- Born: 1847 St. Louis, Missouri, United States
- Died: September 13, 1907 (aged 60) Santa Fe, New Mexico, United States
- Place of burial: Santa Fe National Cemetery
- Allegiance: United States of America
- Branch: United States Army
- Service years: c. 1868–1870
- Rank: Private
- Unit: 8th U.S. Cavalry
- Conflicts: Indian Wars Apache Wars
- Awards: Medal of Honor

= Edwin L. Elwood =

American soldier in the U.S. Army

Edwin L. Elwood (1847 - September 13, 1907) was an American soldier in the U.S. Army who served with the 8th U.S. Cavalry during the Indian Wars. He took part in campaigns against Cochise and the Apache Indians in the Arizona Territory in the late-1860s and was one of thirty-two men who received the Medal of Honor for gallantry during the fighting in the Chiricahua Mountains, known as the "Campaign of the Rocky Mesa", on October 20, 1869.

▸ **Source excerpt**:
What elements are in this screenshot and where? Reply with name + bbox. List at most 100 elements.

▸ **Tasks and exercises**:
1. Answer these questions using the Edwin L. Elwood biography.
(a) In what cemetery was Elwood buried?
(b) What rank did he hold in the U.S. Army?
(c) How many men received the Medal of Honor for the fighting in the Chiricahua Mountains?
2. Extend the Edwin L. Elwood biography, picking up right after its last sentence.

▸ **Written answers**:
1.
(a) Santa Fe National Cemetery
(b) Private
(c) Thirty-two

2.
==Biography==
Edwin L. Elwood was born in St. Louis, Missouri, in 1847. He later moved to San Jose, California, where he enlisted in the U.S. Army. He was sent to the Arizona Territory for frontier duty with the 8th U.S. Cavalry and took part in the Apache Wars. Elwood was among the soldiers under Lieutenant William H. Winters who pursued Cochise and the Apache Indians following the massacre of stage coach passengers en route to Tucson, and an attack on a group of cowboys in the Sulphur Springs Valley, on October 5, 1868. The cavalrymen finally confronted Cochise at his stronghold in the Chiricahua Mountains, in what would become known as the "Campaign of the Rocky Mesa", on October 20, 1869. Elwood was shot in the right side of his chest while battling the Apaches but recovered from his injuries. He was cited for "gallantry in action" in this engagement and was among the 32 members of the 1st and 8th U.S. Cavalry who received the Medal of Honor on February 14, 1870. Elwood died in Santa Fe, New Mexico, on September 13, 1907, at the age of 60. He was interred at the Santa Fe National Cemetery.

==Medal of Honor citation==
Rank and organization: Private, Company G, 8th U.S. Cavalry. Place and date: At Chiricahua Mountains, Ariz., October 20, 1869. Entered service at: California. Birth: St. Louis, Mo. Date of issue: February 14, 1870.

Citation:

Gallantry in action.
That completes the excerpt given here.